§ What needs to be done: Name every market index mentioned in the market commentary below.

Semiconductors remain at the center of a broader contest for technological and strategic advantage. Policymakers worry that China’s grip on legacy chips used in vehicles, military systems and industrial equipment could be leveraged in future crises. But an abrupt tariff shock risked disrupting supply chains just as companies are investing billions in new U.S. fabrication plants under the CHIPS and Science Act. The delay suggests the administration is trying to balance national‑security concerns with the risk of renewed inflation and manufacturing slowdowns at home.
Financial markets have responded to the combination of stronger growth and reduced near‑term trade tension with a late‑year rally. On December 24, the S&P 500 closed at a new all‑time high of 6,932.05, according to data compiled by S&P Dow Jones Indices and summarized by market analysts.
Major U.S. benchmarks have been climbing for days. On Christmas Eve, both the S&P 500 and the Dow Jones Industrial Average finished at record highs, with the S&P up about 0.3% and the Dow gaining roughly 0.6% on the day. The nascent “Santa rally” has been fueled by optimism that interest‑rate cuts will continue in 2026 and that an artificial‑intelligence investment boom can sustain corporate earnings growth.
The S&P 500’s surge caps a remarkable multiyear run. After first crossing 5,000 in February 2024 and 6,000 in November 2024, the index has now added nearly another 1,000 points in just over a year — a pace that historically has not been sustainable for long periods.
The rally in stocks has occurred alongside unusually low volatility. The Cboe Volatility Index, or VIX, recently dipped below 14, its lowest level since late 2024, according to market data tracked by options exchanges and financial news outlets. That suggests investors are pricing in a relatively smooth path for earnings and monetary policy — even as political risk and geopolitical tensions remain elevated.
One key reason markets have stayed buoyant is that corporate profits have outpaced the broader economy. While real GDP is now growing near 4%, the profit rebound has been even stronger, helped by cost cuts, automation and a surge in productivity linked to AI‑related investments. The BEA’s preliminary figures show corporate profits jumping by more than $160 billion in Q3 alone, giving companies room to boost buybacks and dividends even as wage growth cools.
Still, the Morning Squawk snapshot underscores that this is hardly a risk‑free environment. Economists warn that growth is likely to slow in the fourth quarter to around 2% as the effects of the shutdown, earlier tariff shocks and tighter credit conditions filter through to businesses and consumers, according to projections cited in recent coverage of the delayed GDP report.
Internationally, several major economies are already losing momentum. The OECD reports that overall GDP growth across its members slowed to 1.5% year‑on‑year in Q3, with Germany and Italy registering zero quarterly growth and Japan slipping into contraction. A weaker global backdrop could weigh on U.S. exports just as domestic demand cools.
For investors following CNBC’s Morning Squawk and similar pre‑market briefings, the next few months will be about separating signal from noise. Key questions include whether the Fed will be able to continue cutting rates without reigniting inflation, how quickly new U.S. chip plants can come online as tariff policy evolves, and whether the recent profit boom can withstand a slower global economy.
For now, the data tell a story of an economy that is growing solidly on paper, a stock market hitting fresh records and a public still unsure how long the good news can last. That tension — between strong aggregates and fragile sentiment — is likely to define the outlook as 2026 trading begins.

§ Listed records:
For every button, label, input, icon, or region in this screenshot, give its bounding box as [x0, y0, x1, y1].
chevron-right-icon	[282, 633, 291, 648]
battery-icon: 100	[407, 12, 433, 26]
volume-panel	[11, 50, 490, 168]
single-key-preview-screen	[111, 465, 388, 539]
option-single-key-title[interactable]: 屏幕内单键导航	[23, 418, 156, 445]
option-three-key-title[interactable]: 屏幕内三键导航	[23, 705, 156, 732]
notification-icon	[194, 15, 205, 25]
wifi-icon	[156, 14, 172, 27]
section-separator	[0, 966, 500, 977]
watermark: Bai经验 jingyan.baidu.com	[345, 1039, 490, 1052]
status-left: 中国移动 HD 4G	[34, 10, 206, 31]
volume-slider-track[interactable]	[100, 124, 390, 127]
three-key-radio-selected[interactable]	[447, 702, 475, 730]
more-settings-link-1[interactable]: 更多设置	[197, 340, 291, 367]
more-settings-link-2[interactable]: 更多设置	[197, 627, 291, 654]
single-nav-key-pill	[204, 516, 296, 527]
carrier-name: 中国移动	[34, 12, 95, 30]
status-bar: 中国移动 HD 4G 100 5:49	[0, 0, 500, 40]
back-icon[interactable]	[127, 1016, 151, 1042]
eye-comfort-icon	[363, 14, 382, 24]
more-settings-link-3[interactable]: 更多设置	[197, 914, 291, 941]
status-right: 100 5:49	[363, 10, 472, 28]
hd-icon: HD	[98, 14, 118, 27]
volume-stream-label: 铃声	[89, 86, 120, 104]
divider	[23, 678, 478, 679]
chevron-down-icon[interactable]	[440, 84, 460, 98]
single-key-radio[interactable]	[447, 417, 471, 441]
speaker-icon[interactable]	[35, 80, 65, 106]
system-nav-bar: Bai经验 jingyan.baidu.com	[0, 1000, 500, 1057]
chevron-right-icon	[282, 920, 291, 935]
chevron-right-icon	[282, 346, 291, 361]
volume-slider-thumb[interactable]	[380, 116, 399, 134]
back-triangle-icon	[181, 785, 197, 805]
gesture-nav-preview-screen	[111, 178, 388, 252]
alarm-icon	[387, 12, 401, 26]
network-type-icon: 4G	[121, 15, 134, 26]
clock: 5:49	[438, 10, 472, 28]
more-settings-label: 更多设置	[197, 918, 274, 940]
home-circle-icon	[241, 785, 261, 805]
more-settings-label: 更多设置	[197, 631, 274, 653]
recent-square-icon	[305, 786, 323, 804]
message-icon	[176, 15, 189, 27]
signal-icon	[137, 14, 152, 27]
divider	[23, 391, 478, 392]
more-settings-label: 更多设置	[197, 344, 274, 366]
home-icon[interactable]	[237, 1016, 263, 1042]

§ Expected answer:
- S&P 500
- Dow Jones Industrial Average
- Cboe Volatility Index (VIX)